>> BEGIN Dataset excerpts

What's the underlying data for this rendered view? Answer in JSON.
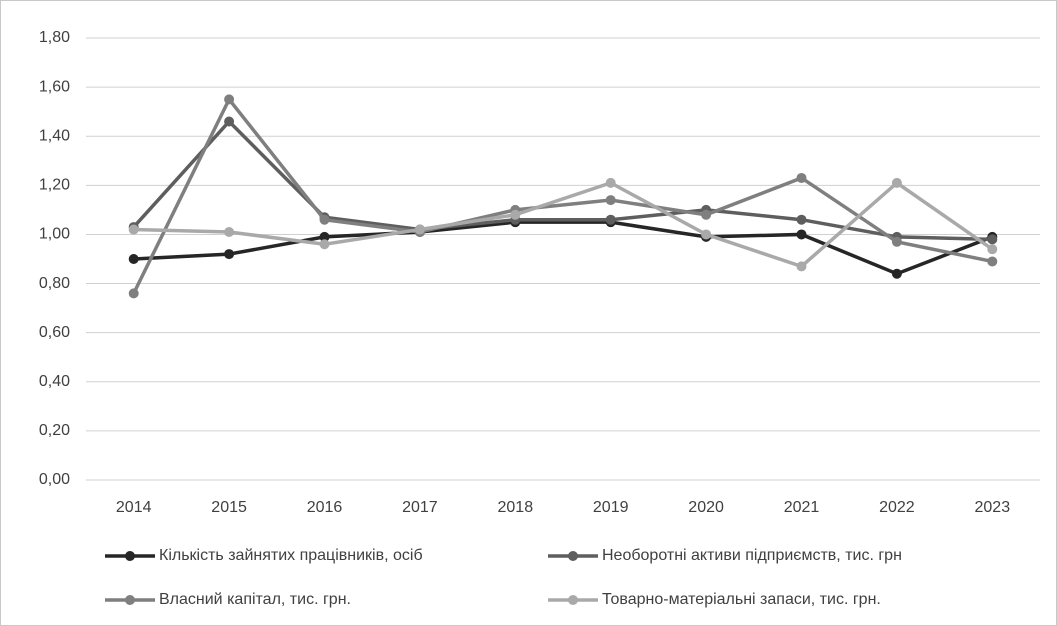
{
  "chart_data": {
    "type": "line",
    "categories": [
      "2014",
      "2015",
      "2016",
      "2017",
      "2018",
      "2019",
      "2020",
      "2021",
      "2022",
      "2023"
    ],
    "series": [
      {
        "name": "Кількість зайнятих працівників, осіб",
        "color": "#262626",
        "values": [
          0.9,
          0.92,
          0.99,
          1.01,
          1.05,
          1.05,
          0.99,
          1.0,
          0.84,
          0.99
        ]
      },
      {
        "name": "Необоротні активи підприємств, тис. грн",
        "color": "#5e5e5e",
        "values": [
          1.03,
          1.46,
          1.07,
          1.02,
          1.06,
          1.06,
          1.1,
          1.06,
          0.99,
          0.98
        ]
      },
      {
        "name": "Власний капітал, тис. грн.",
        "color": "#7f7f7f",
        "values": [
          0.76,
          1.55,
          1.06,
          1.01,
          1.1,
          1.14,
          1.08,
          1.23,
          0.97,
          0.89
        ]
      },
      {
        "name": "Товарно-матеріальні запаси, тис. грн.",
        "color": "#a9a9a9",
        "values": [
          1.02,
          1.01,
          0.96,
          1.02,
          1.08,
          1.21,
          1.0,
          0.87,
          1.21,
          0.94
        ]
      }
    ],
    "ylim": [
      0,
      1.8
    ],
    "yticks": [
      {
        "value": 0,
        "label": "0,00"
      },
      {
        "value": 0.2,
        "label": "0,20"
      },
      {
        "value": 0.4,
        "label": "0,40"
      },
      {
        "value": 0.6,
        "label": "0,60"
      },
      {
        "value": 0.8,
        "label": "0,80"
      },
      {
        "value": 1.0,
        "label": "1,00"
      },
      {
        "value": 1.2,
        "label": "1,20"
      },
      {
        "value": 1.4,
        "label": "1,40"
      },
      {
        "value": 1.6,
        "label": "1,60"
      },
      {
        "value": 1.8,
        "label": "1,80"
      }
    ],
    "grid": true,
    "legend": "bottom"
  }
}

>> END Dataset excerpts

_Task_
State how many lines of the data include the word "name", with nothing else.

_Exercise result_
4